GOAL — Below is a listing; reproduce each line of it exactly.

Entries from a dataset —
■ ■ ■ ■ ■ ■ ■

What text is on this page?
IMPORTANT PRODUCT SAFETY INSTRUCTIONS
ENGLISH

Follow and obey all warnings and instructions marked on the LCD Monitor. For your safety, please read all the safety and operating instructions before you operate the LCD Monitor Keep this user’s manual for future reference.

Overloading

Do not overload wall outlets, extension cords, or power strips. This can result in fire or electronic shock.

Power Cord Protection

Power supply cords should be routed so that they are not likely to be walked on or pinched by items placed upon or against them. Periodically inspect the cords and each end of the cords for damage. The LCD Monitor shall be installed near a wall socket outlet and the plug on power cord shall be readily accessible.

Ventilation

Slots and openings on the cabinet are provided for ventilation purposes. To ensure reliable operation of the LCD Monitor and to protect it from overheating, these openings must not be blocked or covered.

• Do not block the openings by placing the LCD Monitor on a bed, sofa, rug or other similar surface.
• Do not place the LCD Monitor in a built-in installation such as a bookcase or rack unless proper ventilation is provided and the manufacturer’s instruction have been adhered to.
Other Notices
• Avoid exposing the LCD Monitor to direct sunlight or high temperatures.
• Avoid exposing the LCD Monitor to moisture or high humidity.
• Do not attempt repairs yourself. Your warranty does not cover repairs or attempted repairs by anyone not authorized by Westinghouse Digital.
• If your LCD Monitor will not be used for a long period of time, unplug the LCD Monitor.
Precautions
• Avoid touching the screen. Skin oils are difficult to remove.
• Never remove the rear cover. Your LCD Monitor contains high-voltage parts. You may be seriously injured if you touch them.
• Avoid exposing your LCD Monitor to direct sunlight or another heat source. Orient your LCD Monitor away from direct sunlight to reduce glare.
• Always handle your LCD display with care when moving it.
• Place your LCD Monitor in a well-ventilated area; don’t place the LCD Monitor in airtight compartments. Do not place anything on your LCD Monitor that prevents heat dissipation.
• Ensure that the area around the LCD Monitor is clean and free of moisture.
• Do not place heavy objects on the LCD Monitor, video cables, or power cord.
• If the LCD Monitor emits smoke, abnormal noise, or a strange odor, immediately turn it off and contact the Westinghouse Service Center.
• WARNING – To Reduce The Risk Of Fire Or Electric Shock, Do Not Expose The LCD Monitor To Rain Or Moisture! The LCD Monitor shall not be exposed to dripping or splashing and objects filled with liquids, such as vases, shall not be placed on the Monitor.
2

■ ■ ■ ■ ■ ■ ■

RESPONSE FOR THIS EXERCISE —
What text is on this page?
IMPORTANT PRODUCT SAFETY INSTRUCTIONS
ENGLISH

Follow and obey all warnings and instructions marked on the LCD Monitor. For your safety, please read all the safety and operating instructions before you operate the LCD Monitor Keep this user’s manual for future reference.

Overloading

Do not overload wall outlets, extension cords, or power strips. This can result in fire or electronic shock.

Power Cord Protection

Power supply cords should be routed so that they are not likely to be walked on or pinched by items placed upon or against them. Periodically inspect the cords and each end of the cords for damage. The LCD Monitor shall be installed near a wall socket outlet and the plug on power cord shall be readily accessible.

Ventilation

Slots and openings on the cabinet are provided for ventilation purposes. To ensure reliable operation of the LCD Monitor and to protect it from overheating, these openings must not be blocked or covered.

• Do not block the openings by placing the LCD Monitor on a bed, sofa, rug or other similar surface.
• Do not place the LCD Monitor in a built-in installation such as a bookcase or rack unless proper ventilation is provided and the manufacturer’s instruction have been adhered to.
Other Notices
• Avoid exposing the LCD Monitor to direct sunlight or high temperatures.
• Avoid exposing the LCD Monitor to moisture or high humidity.
• Do not attempt repairs yourself. Your warranty does not cover repairs or attempted repairs by anyone not authorized by Westinghouse Digital.
• If your LCD Monitor will not be used for a long period of time, unplug the LCD Monitor.
Precautions
• Avoid touching the screen. Skin oils are difficult to remove.
• Never remove the rear cover. Your LCD Monitor contains high-voltage parts. You may be seriously injured if you touch them.
• Avoid exposing your LCD Monitor to direct sunlight or another heat source. Orient your LCD Monitor away from direct sunlight to reduce glare.
• Always handle your LCD display with care when moving it.
• Place your LCD Monitor in a well-ventilated area; don’t place the LCD Monitor in airtight compartments. Do not place anything on your LCD Monitor that prevents heat dissipation.
• Ensure that the area around the LCD Monitor is clean and free of moisture.
• Do not place heavy objects on the LCD Monitor, video cables, or power cord.
• If the LCD Monitor emits smoke, abnormal noise, or a strange odor, immediately turn it off and contact the Westinghouse Service Center.
• WARNING – To Reduce The Risk Of Fire Or Electric Shock, Do Not Expose The LCD Monitor To Rain Or Moisture! The LCD Monitor shall not be exposed to dripping or splashing and objects filled with liquids, such as vases, shall not be placed on the Monitor.
2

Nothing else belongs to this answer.